▶ TASK DESCRIPTION
Reproduce every line of the entries below without changing a character, but leave out the pictures.

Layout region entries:
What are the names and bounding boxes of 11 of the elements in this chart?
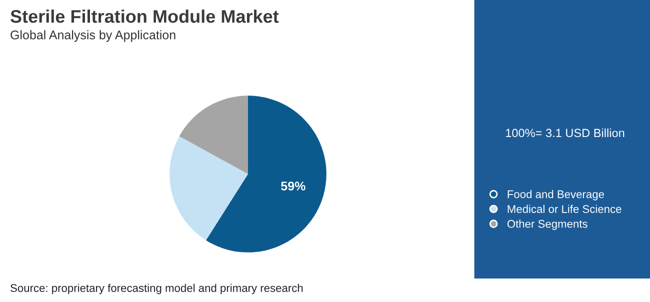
legend-label: Medical or Life Science — [508, 204, 622, 213]
source-note: Source: proprietary forecasting model and primary research — [10, 284, 303, 294]
legend-label: Other Segments — [507, 220, 588, 230]
chart-title: Sterile Filtration Module Market — [10, 10, 279, 23]
data-label: 59% — [281, 182, 306, 190]
pie-slice — [170, 136, 248, 240]
pie-slice — [179, 96, 248, 174]
text: 100%= 3.1 USD Billion — [506, 128, 624, 138]
chart-subtitle: Global Analysis by Application — [10, 30, 176, 42]
legend-label: Food and Beverage — [508, 190, 604, 200]
pie-slice — [206, 96, 326, 252]
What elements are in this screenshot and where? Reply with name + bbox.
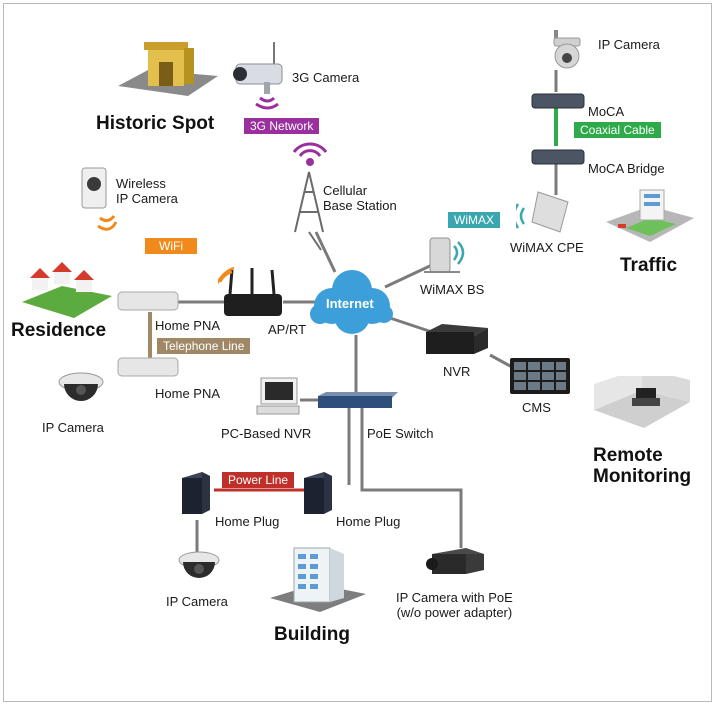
home-plug-right-label: Home Plug [336,514,401,529]
residence-icon [22,262,112,318]
home-pna-bottom-icon [117,357,179,377]
ip-camera-left-label: IP Camera [42,420,104,435]
arch-icon [118,42,218,96]
dome-camera-left-icon [58,372,104,401]
3g-camera-icon [233,42,283,110]
ip-camera-bottom-label: IP Camera [166,594,228,609]
remote-monitoring-title: Remote Monitoring [593,445,692,487]
wireless-ip-camera-icon [81,167,118,231]
nvr-label: NVR [443,364,471,379]
line-internet-nvr [389,316,433,334]
moca-bridge-icon [531,149,585,165]
wimax-tag: WiMAX [448,212,500,228]
wimax-cpe-icon [516,191,569,233]
box-camera-icon [426,548,484,574]
poe-switch-label: PoE Switch [367,426,434,441]
moca-icon [531,93,585,109]
internet-cloud-icon [310,270,393,334]
remote-monitoring-icon [594,376,690,428]
residence-title: Residence [11,320,107,341]
pc-nvr-icon [256,377,300,415]
building-icon [270,547,366,612]
telephone-line-tag: Telephone Line [157,338,251,354]
coaxial-cable-tag: Coaxial Cable [574,122,661,138]
cms-label: CMS [522,400,551,415]
tower-internet-link [314,231,337,273]
dome-camera-bottom-icon [178,551,220,578]
wireless-ip-camera-label: Wireless IP Camera [116,176,178,206]
home-plug-left-label: Home Plug [215,514,280,529]
ptz-camera-icon [553,30,581,69]
historic-spot-title: Historic Spot [96,113,215,134]
power-line-tag: Power Line [222,472,295,488]
diagram-frame [3,3,712,702]
wimax-bs-icon [424,237,465,273]
home-pna-top-icon [117,291,179,311]
cms-monitor-icon [510,358,570,394]
wimax-cpe-label: WiMAX CPE [510,240,584,255]
traffic-icon [606,189,694,242]
wimax-bs-label: WiMAX BS [420,282,485,297]
building-title: Building [274,624,350,645]
wifi-tag: WiFi [145,238,197,254]
moca-label: MoCA [588,104,625,119]
home-plug-right-icon [304,472,332,514]
home-plug-left-icon [182,472,210,514]
3g-camera-label: 3G Camera [292,70,360,85]
tower-frame [294,171,324,233]
nvr-icon [426,324,488,354]
moca-bridge-label: MoCA Bridge [588,161,665,176]
line-internet-wimax-bs [384,263,433,289]
pc-based-nvr-label: PC-Based NVR [221,426,312,441]
internet-label: Internet [326,296,374,311]
ip-camera-top-label: IP Camera [598,37,660,52]
line-nvr-cms [489,353,513,369]
ap-rt-label: AP/RT [268,322,307,337]
line-poe-ipcam [360,408,463,548]
cellular-base-station-label: Cellular Base Station [323,183,397,213]
3g-network-tag: 3G Network [244,118,320,134]
traffic-title: Traffic [620,255,678,276]
ip-camera-poe-label: IP Camera with PoE (w/o power adapter) [396,590,513,620]
home-pna-top-label: Home PNA [155,318,221,333]
router-icon [218,266,282,316]
home-pna-bottom-label: Home PNA [155,386,221,401]
poe-switch-icon [318,392,398,408]
cellular-signal-icon [292,142,328,166]
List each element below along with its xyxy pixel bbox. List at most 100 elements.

▶ EXERCISE ANSWER
What are the names and bounding boxes of 11 of the elements in this chart?
legend-label: Medical or Life Science — [508, 204, 622, 213]
source-note: Source: proprietary forecasting model and primary research — [10, 284, 303, 294]
legend-label: Other Segments — [507, 220, 588, 230]
chart-title: Sterile Filtration Module Market — [10, 10, 279, 23]
data-label: 59% — [281, 182, 306, 190]
pie-slice — [170, 136, 248, 240]
pie-slice — [179, 96, 248, 174]
text: 100%= 3.1 USD Billion — [506, 128, 624, 138]
chart-subtitle: Global Analysis by Application — [10, 30, 176, 42]
legend-label: Food and Beverage — [508, 190, 604, 200]
pie-slice — [206, 96, 326, 252]
What elements are in this screenshot and where? Reply with name + bbox.
home-plug-right-label: Home Plug [336,514,401,529]
residence-icon [22,262,112,318]
home-pna-bottom-icon [117,357,179,377]
ip-camera-left-label: IP Camera [42,420,104,435]
arch-icon [118,42,218,96]
dome-camera-left-icon [58,372,104,401]
3g-camera-icon [233,42,283,110]
ip-camera-bottom-label: IP Camera [166,594,228,609]
remote-monitoring-title: Remote Monitoring [593,445,692,487]
wireless-ip-camera-icon [81,167,118,231]
nvr-label: NVR [443,364,471,379]
line-internet-nvr [389,316,433,334]
moca-bridge-icon [531,149,585,165]
wimax-tag: WiMAX [448,212,500,228]
wimax-cpe-icon [516,191,569,233]
box-camera-icon [426,548,484,574]
poe-switch-label: PoE Switch [367,426,434,441]
moca-icon [531,93,585,109]
internet-cloud-icon [310,270,393,334]
remote-monitoring-icon [594,376,690,428]
residence-title: Residence [11,320,107,341]
pc-nvr-icon [256,377,300,415]
building-icon [270,547,366,612]
telephone-line-tag: Telephone Line [157,338,251,354]
coaxial-cable-tag: Coaxial Cable [574,122,661,138]
cms-label: CMS [522,400,551,415]
tower-internet-link [314,231,337,273]
dome-camera-bottom-icon [178,551,220,578]
wireless-ip-camera-label: Wireless IP Camera [116,176,178,206]
home-plug-left-label: Home Plug [215,514,280,529]
ptz-camera-icon [553,30,581,69]
historic-spot-title: Historic Spot [96,113,215,134]
power-line-tag: Power Line [222,472,295,488]
diagram-frame [3,3,712,702]
wimax-bs-icon [424,237,465,273]
home-pna-top-icon [117,291,179,311]
cms-monitor-icon [510,358,570,394]
wimax-cpe-label: WiMAX CPE [510,240,584,255]
traffic-icon [606,189,694,242]
wimax-bs-label: WiMAX BS [420,282,485,297]
building-title: Building [274,624,350,645]
wifi-tag: WiFi [145,238,197,254]
moca-label: MoCA [588,104,625,119]
home-plug-right-icon [304,472,332,514]
home-plug-left-icon [182,472,210,514]
3g-camera-label: 3G Camera [292,70,360,85]
tower-frame [294,171,324,233]
nvr-icon [426,324,488,354]
moca-bridge-label: MoCA Bridge [588,161,665,176]
line-internet-wimax-bs [384,263,433,289]
pc-based-nvr-label: PC-Based NVR [221,426,312,441]
internet-label: Internet [326,296,374,311]
ip-camera-top-label: IP Camera [598,37,660,52]
line-nvr-cms [489,353,513,369]
ap-rt-label: AP/RT [268,322,307,337]
line-poe-ipcam [360,408,463,548]
cellular-base-station-label: Cellular Base Station [323,183,397,213]
3g-network-tag: 3G Network [244,118,320,134]
traffic-title: Traffic [620,255,678,276]
ip-camera-poe-label: IP Camera with PoE (w/o power adapter) [396,590,513,620]
home-pna-top-label: Home PNA [155,318,221,333]
router-icon [218,266,282,316]
home-pna-bottom-label: Home PNA [155,386,221,401]
poe-switch-icon [318,392,398,408]
cellular-signal-icon [292,142,328,166]
List each element below along with its xyxy pixel bbox. List at most 100 elements.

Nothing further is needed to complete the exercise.